[Stored items]

START

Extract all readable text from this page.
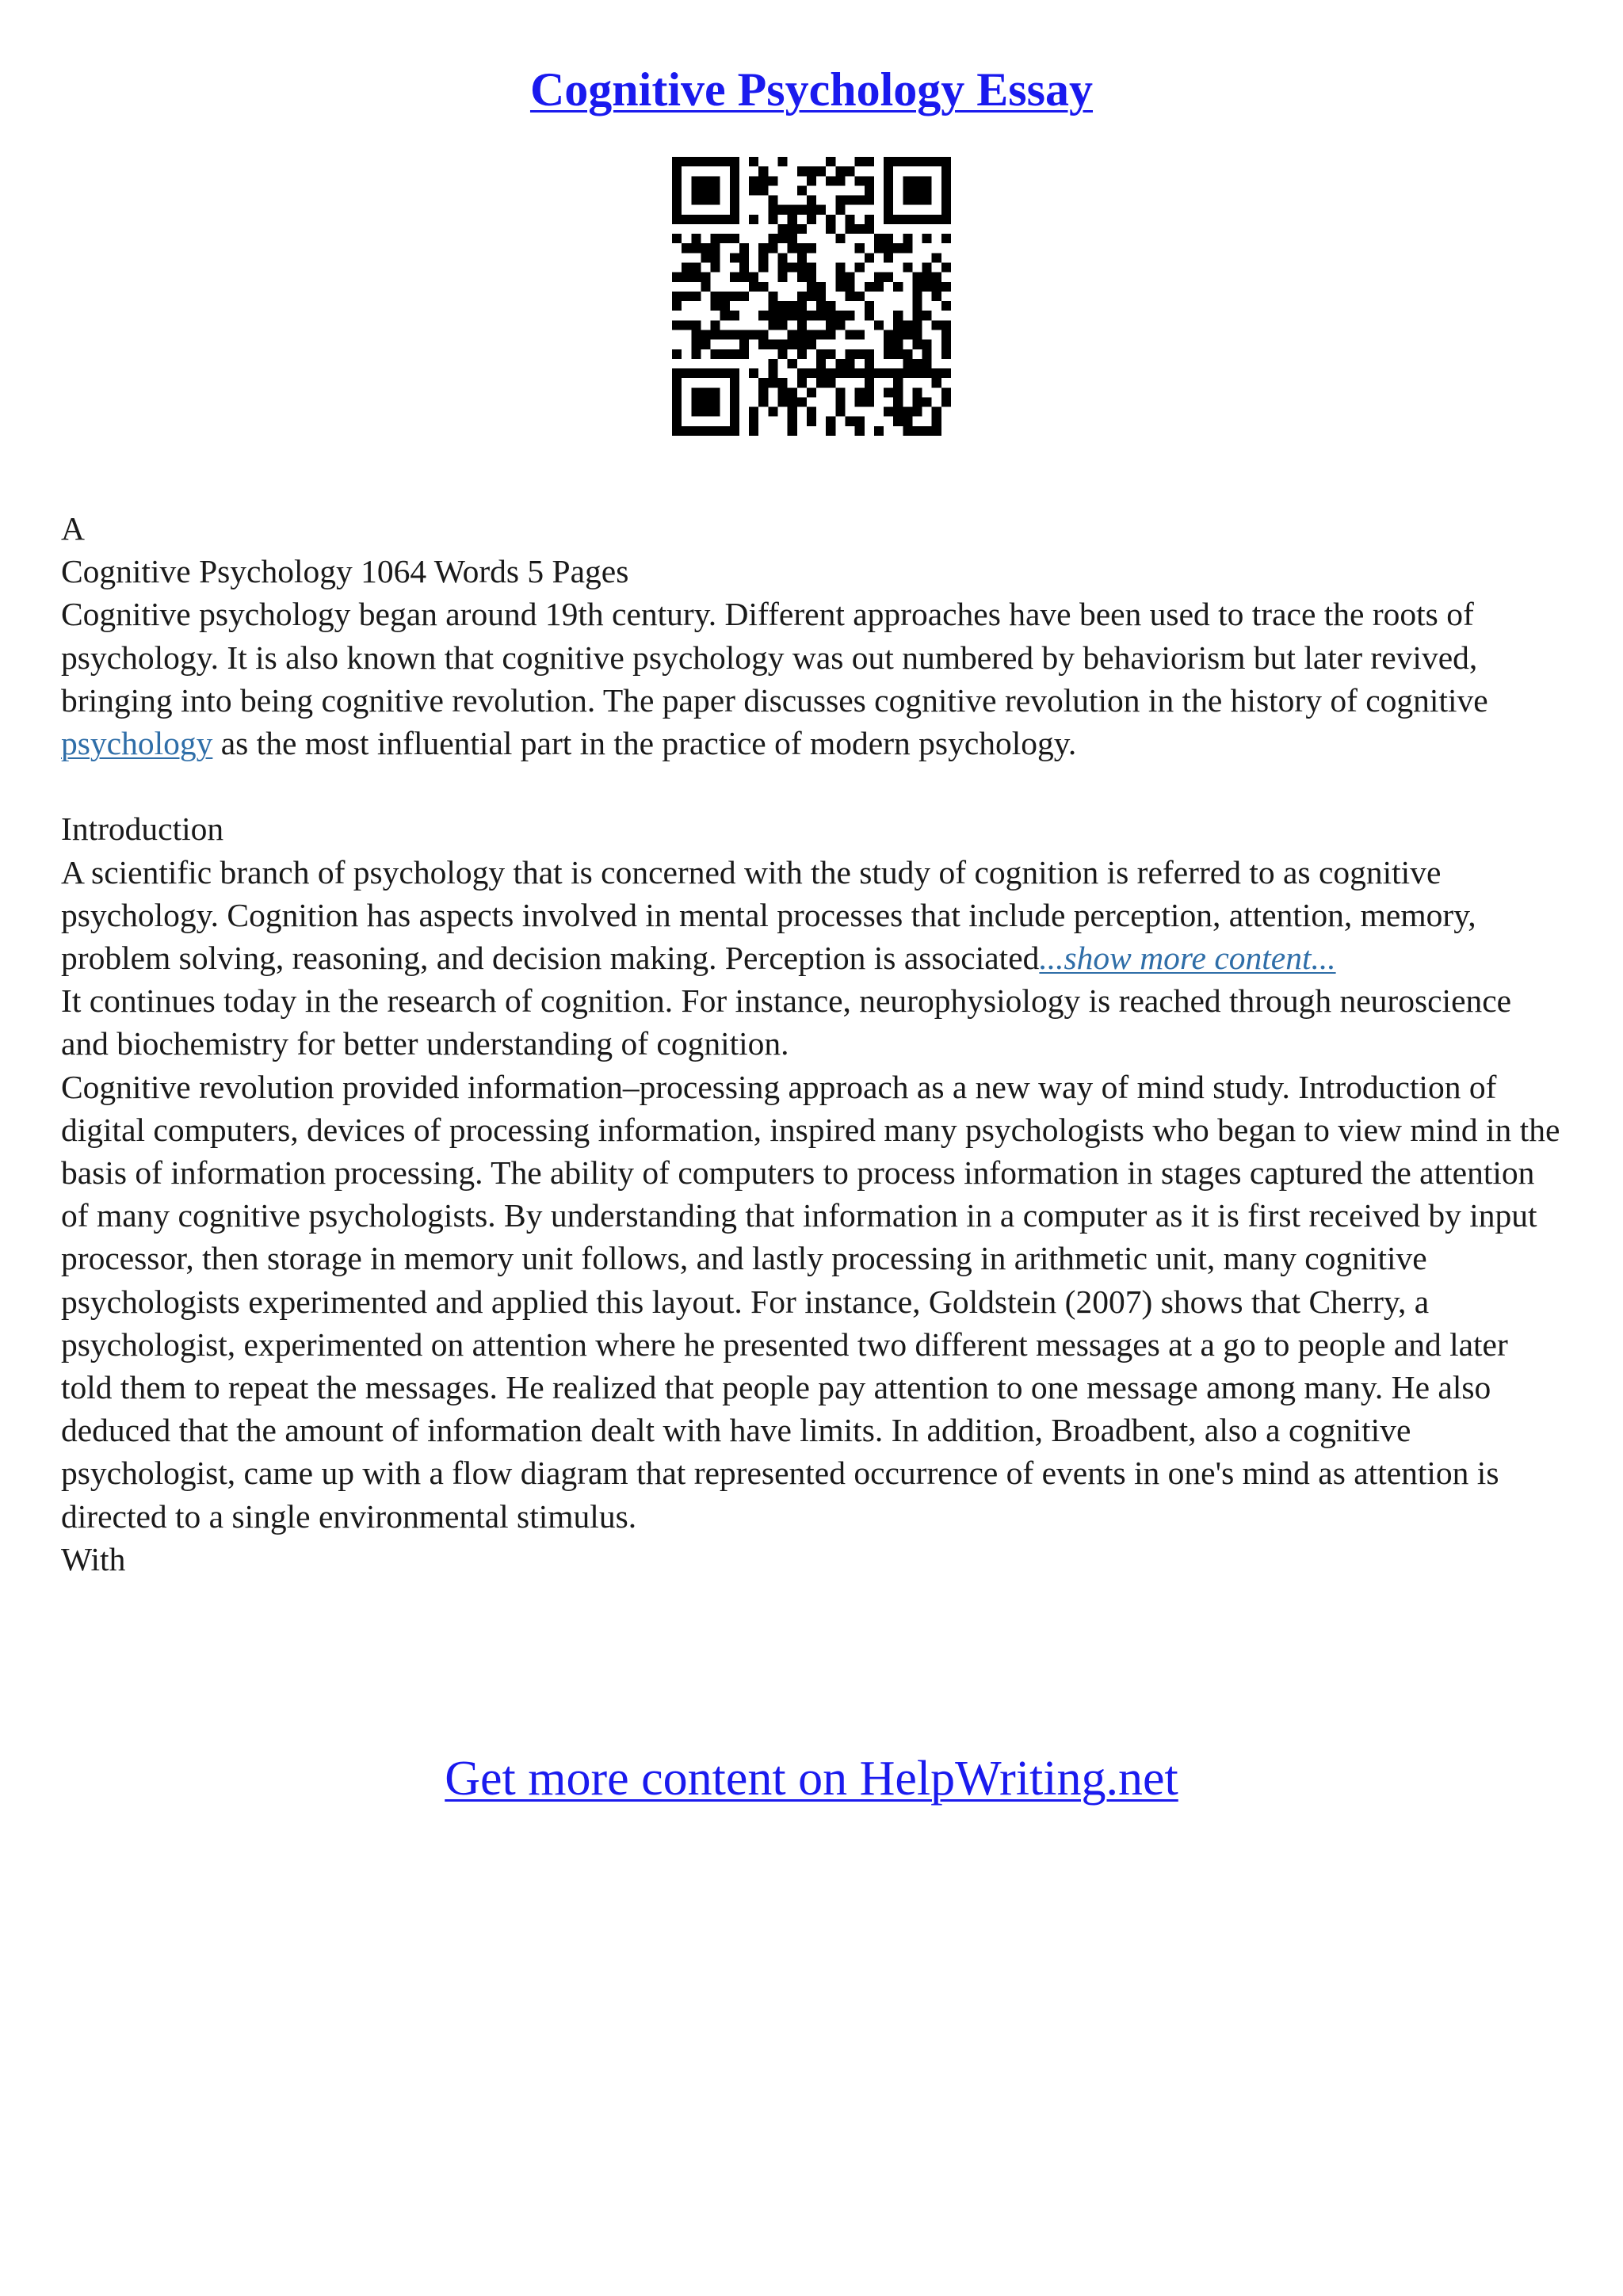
Cognitive Psychology Essay

A

Cognitive Psychology 1064 Words 5 Pages

Cognitive psychology began around 19th century. Different approaches have been used to trace the roots of psychology. It is also known that cognitive psychology was out numbered by behaviorism but later revived, bringing into being cognitive revolution. The paper discusses cognitive revolution in the history of cognitive psychology as the most influential part in the practice of modern psychology.

Introduction

A scientific branch of psychology that is concerned with the study of cognition is referred to as cognitive psychology. Cognition has aspects involved in mental processes that include perception, attention, memory, problem solving, reasoning, and decision making. Perception is associated...show more content...

It continues today in the research of cognition. For instance, neurophysiology is reached through neuroscience and biochemistry for better understanding of cognition.

Cognitive revolution provided information–processing approach as a new way of mind study. Introduction of digital computers, devices of processing information, inspired many psychologists who began to view mind in the basis of information processing. The ability of computers to process information in stages captured the attention of many cognitive psychologists. By understanding that information in a computer as it is first received by input processor, then storage in memory unit follows, and lastly processing in arithmetic unit, many cognitive psychologists experimented and applied this layout. For instance, Goldstein (2007) shows that Cherry, a psychologist, experimented on attention where he presented two different messages at a go to people and later told them to repeat the messages. He realized that people pay attention to one message among many. He also deduced that the amount of information dealt with have limits. In addition, Broadbent, also a cognitive psychologist, came up with a flow diagram that represented occurrence of events in one's mind as attention is directed to a single environmental stimulus.

With

Get more content on HelpWriting.net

END

● **SHORT PROBLEM**
From the records given above, copy all lines containing "more".

● **FINAL ANSWER**
A scientific branch of psychology that is concerned with the study of cognition is referred to as cognitive psychology. Cognition has aspects involved in mental processes that include perception, attention, memory, problem solving, reasoning, and decision making. Perception is associated...show more content...
Get more content on HelpWriting.net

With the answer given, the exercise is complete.